* [Short task] Transcribe the material in full. Nothing should differ except that the pictures are left out.

* [Given records]
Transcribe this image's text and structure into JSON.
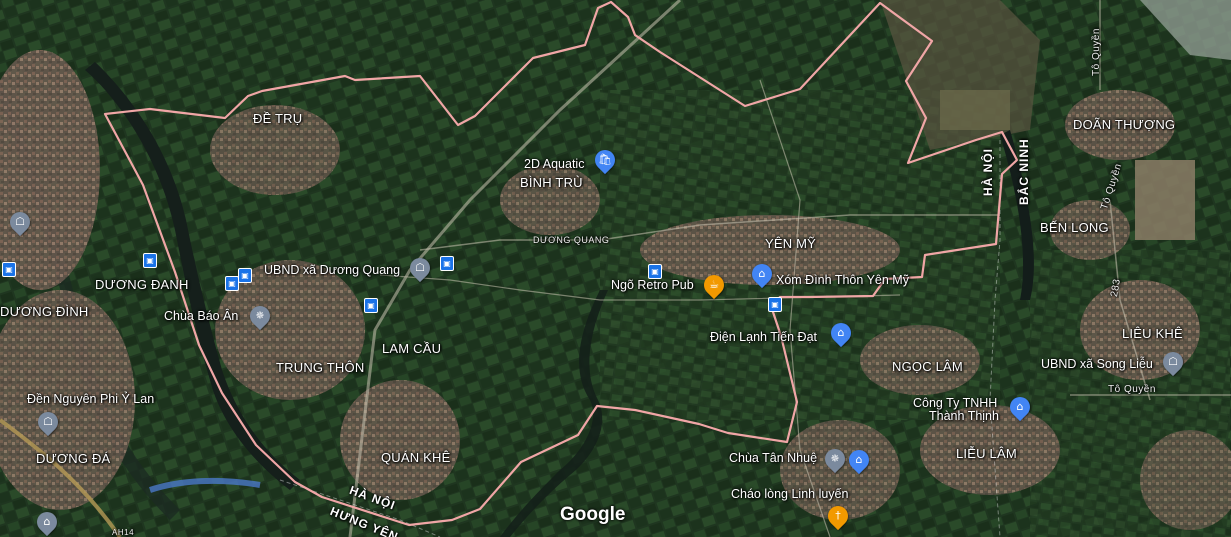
{
  "map": {
    "places": {
      "de_tru": "ĐỀ TRỤ",
      "doan_thuong": "DOÃN THƯỢNG",
      "binh_tru": "BÌNH TRÙ",
      "yen_my": "YÊN MỸ",
      "ben_long": "BẾN LONG",
      "duong_danh": "DƯƠNG ĐANH",
      "duong_dinh": "DƯƠNG ĐÌNH",
      "trung_thon": "TRUNG THÔN",
      "lam_cau": "LAM CẦU",
      "lieu_khe": "LIÊU KHÊ",
      "ngoc_lam": "NGỌC LÂM",
      "lieu_lam": "LIỄU LÂM",
      "duong_da": "DƯƠNG ĐÁ",
      "quan_khe": "QUÁN KHÊ"
    },
    "pois": {
      "aquatic": "2D Aquatic",
      "ubnd_duong_quang": "UBND xã Dương Quang",
      "ngo_retro": "Ngõ Retro Pub",
      "xom_dinh": "Xóm Đình Thôn Yên Mỹ",
      "dien_lanh": "Điện Lạnh Tiến Đạt",
      "chua_bao_an": "Chùa Báo Ân",
      "den_nguyen": "Đền Nguyên Phi Ỷ Lan",
      "ubnd_song_lieu": "UBND xã Song Liễu",
      "cong_ty": "Công Ty TNHH",
      "thanh_thinh": "Thành Thịnh",
      "chua_tan_nhue": "Chùa Tân Nhuệ",
      "chao_long": "Cháo lòng Linh luyến"
    },
    "roads": {
      "duong_quang": "DƯƠNG QUANG",
      "to_quyen": "Tô Quyền",
      "r283": "283",
      "ah14": "AH14"
    },
    "admin": {
      "ha_noi": "HÀ NỘI",
      "bac_ninh": "BẮC NINH",
      "hung_yen": "HƯNG YÊN"
    },
    "attribution": "Google",
    "colors": {
      "boundary": "#e8a0a0",
      "pin_blue": "#4285f4",
      "pin_orange": "#f29900",
      "pin_gray": "#7b8a9e",
      "bus_blue": "#1a73e8"
    },
    "icons": [
      "shopping-bag-pin-icon",
      "government-building-pin-icon",
      "bus-stop-icon",
      "bar-pin-icon",
      "temple-pin-icon",
      "restaurant-pin-icon",
      "school-pin-icon"
    ]
  }
}
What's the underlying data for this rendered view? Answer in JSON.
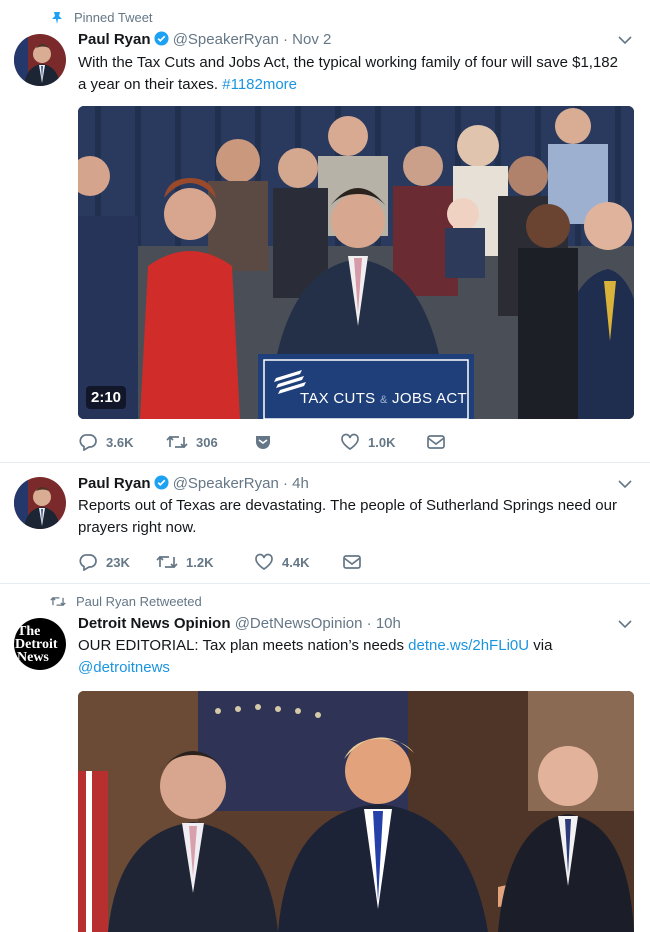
{
  "colors": {
    "link": "#1b95e0",
    "secondary_text": "#657786",
    "divider": "#e6ecf0",
    "verified": "#1da1f2"
  },
  "tweets": [
    {
      "context": "Pinned Tweet",
      "context_icon": "pin-icon",
      "author_name": "Paul Ryan",
      "verified": true,
      "handle": "@SpeakerRyan",
      "separator": "·",
      "time": "Nov 2",
      "text_plain": "With the Tax Cuts and Jobs Act, the typical working family of four will save $1,182 a year on their taxes.",
      "hashtag": "#1182more",
      "video": {
        "duration": "2:10",
        "podium_text_left": "TAX CUTS",
        "podium_text_amp": "&",
        "podium_text_right": "JOBS ACT"
      },
      "actions": {
        "replies": "3.6K",
        "retweets": "306",
        "likes": "1.0K"
      }
    },
    {
      "author_name": "Paul Ryan",
      "verified": true,
      "handle": "@SpeakerRyan",
      "separator": "·",
      "time": "4h",
      "text": "Reports out of Texas are devastating. The people of Sutherland Springs need our prayers right now.",
      "actions": {
        "replies": "23K",
        "retweets": "1.2K",
        "likes": "4.4K"
      }
    },
    {
      "context": "Paul Ryan Retweeted",
      "context_icon": "retweet-icon",
      "author_name": "Detroit News Opinion",
      "avatar_text": [
        "The",
        "Detroit",
        "News"
      ],
      "handle": "@DetNewsOpinion",
      "separator": "·",
      "time": "10h",
      "text_plain": "OUR EDITORIAL: Tax plan meets nation’s needs",
      "link": "detne.ws/2hFLi0U",
      "via": "via",
      "mention": "@detroitnews"
    }
  ]
}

* [Completed task]
Transcribe this image's text and structure into JSON.
{
  "map": {
    "places": {
      "de_tru": "ĐỀ TRỤ",
      "doan_thuong": "DOÃN THƯỢNG",
      "binh_tru": "BÌNH TRÙ",
      "yen_my": "YÊN MỸ",
      "ben_long": "BẾN LONG",
      "duong_danh": "DƯƠNG ĐANH",
      "duong_dinh": "DƯƠNG ĐÌNH",
      "trung_thon": "TRUNG THÔN",
      "lam_cau": "LAM CẦU",
      "lieu_khe": "LIÊU KHÊ",
      "ngoc_lam": "NGỌC LÂM",
      "lieu_lam": "LIỄU LÂM",
      "duong_da": "DƯƠNG ĐÁ",
      "quan_khe": "QUÁN KHÊ"
    },
    "pois": {
      "aquatic": "2D Aquatic",
      "ubnd_duong_quang": "UBND xã Dương Quang",
      "ngo_retro": "Ngõ Retro Pub",
      "xom_dinh": "Xóm Đình Thôn Yên Mỹ",
      "dien_lanh": "Điện Lạnh Tiến Đạt",
      "chua_bao_an": "Chùa Báo Ân",
      "den_nguyen": "Đền Nguyên Phi Ỷ Lan",
      "ubnd_song_lieu": "UBND xã Song Liễu",
      "cong_ty": "Công Ty TNHH",
      "thanh_thinh": "Thành Thịnh",
      "chua_tan_nhue": "Chùa Tân Nhuệ",
      "chao_long": "Cháo lòng Linh luyến"
    },
    "roads": {
      "duong_quang": "DƯƠNG QUANG",
      "to_quyen": "Tô Quyền",
      "r283": "283",
      "ah14": "AH14"
    },
    "admin": {
      "ha_noi": "HÀ NỘI",
      "bac_ninh": "BẮC NINH",
      "hung_yen": "HƯNG YÊN"
    },
    "attribution": "Google",
    "colors": {
      "boundary": "#e8a0a0",
      "pin_blue": "#4285f4",
      "pin_orange": "#f29900",
      "pin_gray": "#7b8a9e",
      "bus_blue": "#1a73e8"
    },
    "icons": [
      "shopping-bag-pin-icon",
      "government-building-pin-icon",
      "bus-stop-icon",
      "bar-pin-icon",
      "temple-pin-icon",
      "restaurant-pin-icon",
      "school-pin-icon"
    ]
  }
}
What's the underlying data for this rendered view? Answer in JSON.
{
  "colors": {
    "link": "#1b95e0",
    "secondary_text": "#657786",
    "divider": "#e6ecf0",
    "verified": "#1da1f2"
  },
  "tweets": [
    {
      "context": "Pinned Tweet",
      "context_icon": "pin-icon",
      "author_name": "Paul Ryan",
      "verified": true,
      "handle": "@SpeakerRyan",
      "separator": "·",
      "time": "Nov 2",
      "text_plain": "With the Tax Cuts and Jobs Act, the typical working family of four will save $1,182 a year on their taxes.",
      "hashtag": "#1182more",
      "video": {
        "duration": "2:10",
        "podium_text_left": "TAX CUTS",
        "podium_text_amp": "&",
        "podium_text_right": "JOBS ACT"
      },
      "actions": {
        "replies": "3.6K",
        "retweets": "306",
        "likes": "1.0K"
      }
    },
    {
      "author_name": "Paul Ryan",
      "verified": true,
      "handle": "@SpeakerRyan",
      "separator": "·",
      "time": "4h",
      "text": "Reports out of Texas are devastating. The people of Sutherland Springs need our prayers right now.",
      "actions": {
        "replies": "23K",
        "retweets": "1.2K",
        "likes": "4.4K"
      }
    },
    {
      "context": "Paul Ryan Retweeted",
      "context_icon": "retweet-icon",
      "author_name": "Detroit News Opinion",
      "avatar_text": [
        "The",
        "Detroit",
        "News"
      ],
      "handle": "@DetNewsOpinion",
      "separator": "·",
      "time": "10h",
      "text_plain": "OUR EDITORIAL: Tax plan meets nation’s needs",
      "link": "detne.ws/2hFLi0U",
      "via": "via",
      "mention": "@detroitnews"
    }
  ]
}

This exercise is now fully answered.